** Given exercise **
Provide the records once more, identical to the original.

** Task data **

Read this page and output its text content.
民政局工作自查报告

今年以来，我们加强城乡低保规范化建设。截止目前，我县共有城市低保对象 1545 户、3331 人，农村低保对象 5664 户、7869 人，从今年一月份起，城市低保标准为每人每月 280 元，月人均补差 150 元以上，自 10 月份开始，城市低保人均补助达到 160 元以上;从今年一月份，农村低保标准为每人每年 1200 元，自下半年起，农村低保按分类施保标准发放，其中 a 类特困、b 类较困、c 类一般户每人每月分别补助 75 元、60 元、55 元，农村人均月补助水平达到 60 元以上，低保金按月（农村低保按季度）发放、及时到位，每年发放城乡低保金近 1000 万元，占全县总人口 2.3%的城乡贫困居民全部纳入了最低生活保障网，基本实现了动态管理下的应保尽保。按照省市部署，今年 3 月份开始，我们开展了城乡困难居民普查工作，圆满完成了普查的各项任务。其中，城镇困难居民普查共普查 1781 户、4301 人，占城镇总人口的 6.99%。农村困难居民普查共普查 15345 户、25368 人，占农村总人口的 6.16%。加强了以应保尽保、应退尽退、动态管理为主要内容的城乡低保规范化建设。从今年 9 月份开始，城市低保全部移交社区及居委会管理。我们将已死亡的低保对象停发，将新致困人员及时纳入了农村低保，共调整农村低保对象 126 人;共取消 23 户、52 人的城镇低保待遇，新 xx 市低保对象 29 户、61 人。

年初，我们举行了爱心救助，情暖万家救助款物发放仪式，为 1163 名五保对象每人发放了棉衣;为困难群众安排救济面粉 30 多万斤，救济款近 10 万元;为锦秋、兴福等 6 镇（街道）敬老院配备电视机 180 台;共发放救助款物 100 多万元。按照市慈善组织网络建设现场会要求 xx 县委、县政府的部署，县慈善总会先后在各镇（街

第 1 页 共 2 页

** Answer to this problem **
Read this page and output its text content.
民政局工作自查报告

今年以来，我们加强城乡低保规范化建设。截止目前，我县共有城市低保对象 1545 户、3331 人，农村低保对象 5664 户、7869 人，从今年一月份起，城市低保标准为每人每月 280 元，月人均补差 150 元以上，自 10 月份开始，城市低保人均补助达到 160 元以上;从今年一月份，农村低保标准为每人每年 1200 元，自下半年起，农村低保按分类施保标准发放，其中 a 类特困、b 类较困、c 类一般户每人每月分别补助 75 元、60 元、55 元，农村人均月补助水平达到 60 元以上，低保金按月（农村低保按季度）发放、及时到位，每年发放城乡低保金近 1000 万元，占全县总人口 2.3%的城乡贫困居民全部纳入了最低生活保障网，基本实现了动态管理下的应保尽保。按照省市部署，今年 3 月份开始，我们开展了城乡困难居民普查工作，圆满完成了普查的各项任务。其中，城镇困难居民普查共普查 1781 户、4301 人，占城镇总人口的 6.99%。农村困难居民普查共普查 15345 户、25368 人，占农村总人口的 6.16%。加强了以应保尽保、应退尽退、动态管理为主要内容的城乡低保规范化建设。从今年 9 月份开始，城市低保全部移交社区及居委会管理。我们将已死亡的低保对象停发，将新致困人员及时纳入了农村低保，共调整农村低保对象 126 人;共取消 23 户、52 人的城镇低保待遇，新 xx 市低保对象 29 户、61 人。

年初，我们举行了爱心救助，情暖万家救助款物发放仪式，为 1163 名五保对象每人发放了棉衣;为困难群众安排救济面粉 30 多万斤，救济款近 10 万元;为锦秋、兴福等 6 镇（街道）敬老院配备电视机 180 台;共发放救助款物 100 多万元。按照市慈善组织网络建设现场会要求 xx 县委、县政府的部署，县慈善总会先后在各镇（街

第 1 页 共 2 页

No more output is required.